──────── VORLIEGENDER TEXT

BERLINEXKURSION

Berlinexkursion – Augen auf und rein in die KUNST!

TEXT:   Hannah Drescher

Wir stecken unsere kunstpädagogischen Nasen ja in alle Ecken und Winkel von Dresden, die nach Kunst riechen. Jetzt ist es mal an der Zeit, andere Luft zu schnuppern. Und der frischste Wind weht in Berlin, weshalb es die Erstsemestler_innen der Kunstpädagogik samt und sonders Dozentin Christin Lübke und Tutor_innen Hannah und Jonas am 12. Januar in die Hauptstadt verschlägt.

Im unerschöpflichen Reichtum an Kunst und Kultur sind es im Januar vor allem zwei Ausstellungen, die wir mit eigenen Augen und Ohren erleben wollen. 

Die südkoreanische Künstlerin Lee Bul zeigt im Martin Gropius Bau ein beeindruckendes Repertoire an graphischen, installativen, audio-visuellen und skulpturalen Werken unter dem Titel „Crash“. Im Hamburger Bahnhof zeigt die polnische Künstlerin Agnieszka Polska die Mehrkanal-Videoinstallation „the Demon’s Brain“.

Von unzähligen Sehenswürdigkeiten und Gedenkstätten sorgt kaum ein Monument für ähnliche Kontroverse wie das Denkmal für die ermordeten Juden Europas, das Holocaust-Mahnmal.

Die Exkursion nach Berlin nutzen wir also auch, um uns an Ort und Stelle mit der konkretisierten Formfindung für das Unmögliche auseinanderzusetzen. Und wie dem begegnet wird und werden kann.

────────────────
──────── BEIGEFÜGTES MATERIAL

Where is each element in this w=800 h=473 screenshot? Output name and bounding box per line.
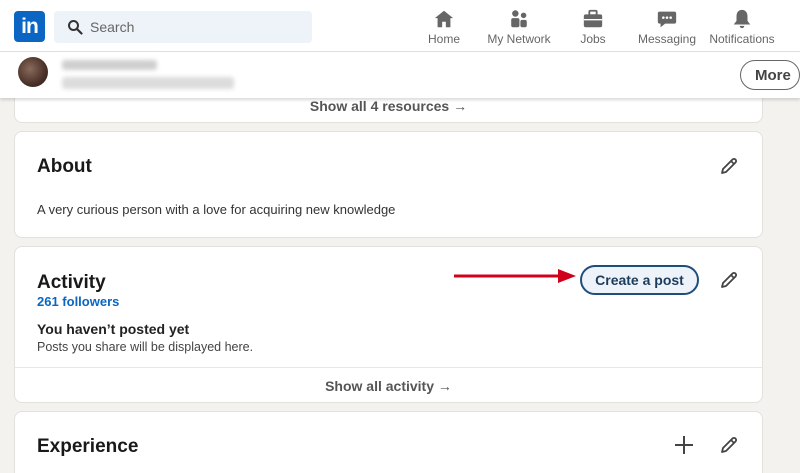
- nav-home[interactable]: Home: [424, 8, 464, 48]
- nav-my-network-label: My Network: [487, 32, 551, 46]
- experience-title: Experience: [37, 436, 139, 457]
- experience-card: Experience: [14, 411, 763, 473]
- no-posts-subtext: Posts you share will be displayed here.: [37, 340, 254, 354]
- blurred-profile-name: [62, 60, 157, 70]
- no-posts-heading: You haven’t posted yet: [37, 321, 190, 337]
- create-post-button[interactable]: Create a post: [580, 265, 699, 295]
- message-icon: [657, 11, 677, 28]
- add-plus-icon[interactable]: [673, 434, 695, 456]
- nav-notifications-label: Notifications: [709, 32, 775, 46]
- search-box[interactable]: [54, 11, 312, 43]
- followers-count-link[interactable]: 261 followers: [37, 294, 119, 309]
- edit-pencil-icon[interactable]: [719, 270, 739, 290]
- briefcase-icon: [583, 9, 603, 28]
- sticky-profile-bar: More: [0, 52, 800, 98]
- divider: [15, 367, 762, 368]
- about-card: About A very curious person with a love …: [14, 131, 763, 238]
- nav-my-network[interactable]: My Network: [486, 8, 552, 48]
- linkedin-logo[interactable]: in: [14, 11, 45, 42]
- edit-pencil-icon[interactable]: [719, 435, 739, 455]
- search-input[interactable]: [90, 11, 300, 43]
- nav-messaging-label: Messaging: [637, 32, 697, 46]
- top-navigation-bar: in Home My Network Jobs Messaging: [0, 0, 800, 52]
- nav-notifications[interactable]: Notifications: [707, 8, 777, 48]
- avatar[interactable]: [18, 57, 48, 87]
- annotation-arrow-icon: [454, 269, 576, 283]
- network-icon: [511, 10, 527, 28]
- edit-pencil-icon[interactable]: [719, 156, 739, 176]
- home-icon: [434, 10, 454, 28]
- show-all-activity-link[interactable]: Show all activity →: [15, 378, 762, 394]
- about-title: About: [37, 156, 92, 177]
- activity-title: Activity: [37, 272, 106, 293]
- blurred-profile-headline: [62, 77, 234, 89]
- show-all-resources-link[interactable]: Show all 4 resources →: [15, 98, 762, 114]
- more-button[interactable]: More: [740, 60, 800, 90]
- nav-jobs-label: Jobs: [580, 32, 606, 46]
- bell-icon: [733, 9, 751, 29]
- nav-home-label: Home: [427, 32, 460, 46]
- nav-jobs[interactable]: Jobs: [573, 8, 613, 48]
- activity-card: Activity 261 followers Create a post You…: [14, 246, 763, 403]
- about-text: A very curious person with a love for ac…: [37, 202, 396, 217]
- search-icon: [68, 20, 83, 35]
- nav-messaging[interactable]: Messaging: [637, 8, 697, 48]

────────────────

- ZIEL 1 -
Prüfe, ob die folgenden Aussagen mit dem Text zur Berlinexkursion übereinstimmen, und antworte jeweils mit Ja oder Nein samt den entscheidenden Worten des Textes als wörtliches Zitat: (a) Die Fahrt nach Berlin findet am 12. Januar statt. (b) Lee Bul stellt ihre Werke im Hamburger Bahnhof aus. (c) Agnieszka Polska ist eine polnische Künstlerin.
- ZIEL 2 -
Schreibe den Text zur Berlinexkursion nach seinem letzten Satz weiter.
Die Datensätze stammen aus einer anderen Quelle.

- ERGEBNIS 1 -
(a) Ja: „am 12. Januar in die Hauptstadt verschlägt“
(b) Nein: „Die südkoreanische Künstlerin Lee Bul zeigt im Martin Gropius Bau“
(c) Ja: „die polnische Künstlerin Agnieszka Polska“

- ERGEBNIS 2 -
Um 10 Uhr treffen wir uns vor dem Martin Gropius Bau. Beeindruckend, diese prunkvolle Architektur, und beeindruckend auch das erste Objekt Lee Buls, das in der Eingangshalle den Luftraum füllt. „Willing to be vulnarable. Metalized Balloon“ (2015/2016) erinnert in Form und Größe an ein zeppelinartiges Luft- und Raumfahrt Gebilde. Gleichzeitig überwältigend und irgendwie irritierend – vielleicht deshalb, weil die metallisch-glänzende Hülle sofort an aufgeklebte Alufolie denken lässt. Futurismus von vor 20 Jahren. Futurismus als Kulisse. Dieses Aufeinandertreffen von überwältigend, futuristisch, glänzend und billig an Material und Verarbeitung ist einer der vielen Aspekte, die sich als Crash sichtbar machen. Auch ein Crash an Material und Form: Raumeinnehmende Spiegelglasflächen, auf denen leuchtende Lichter installiert sind, werden von aufeinandergestapelten Plastikbechern getragen, sehr detailliert ausgearbeitete und graphisch harmonisch-ansprechende Skizzen konkretisieren sich in riesigen Gebilden aus billigen und unsauber verarbeiteten Materialien. Ein Form- und Materialcrash, wenn ritterartige Avatarrüstungen in Porzellan gegossen sind. Ein Crash auch, wenn Technik und Mensch in cyborgartigen Monsterwesen verschmelzen und Gliedmaßenteile tentakelartig aus stofflichen (und als Kostüm tragbaren!) Fleischsäcken von der Decke hängen. Ein historischer und politischer Crash zweier Nationen, wenn die skulpturale Installation „Bunker“, die auf die südkoreanischen Luftschutzbunker referiert, in der Luftlinie über das Gropius-Gebäude hinaus Grenzen-aufzeigend und -überwindend auf die ehemalige Berliner Mauer trifft.  Zeitgeschichte und gegenwärtige Politik Südkoreas wird in den Werken Lee Buls vielperspektivisch verarbeitet, worauf im kuratorischen Konzept der Ausstellung durch Informationstexte verwiesen wird.

Der Ausstellungsbesuch ist wie das Eintauchen in eine in Formen, Materialien und Deutungsebenen mehrdimensionale und andersartige Welt, die mit einem Crash auf die unsere trifft.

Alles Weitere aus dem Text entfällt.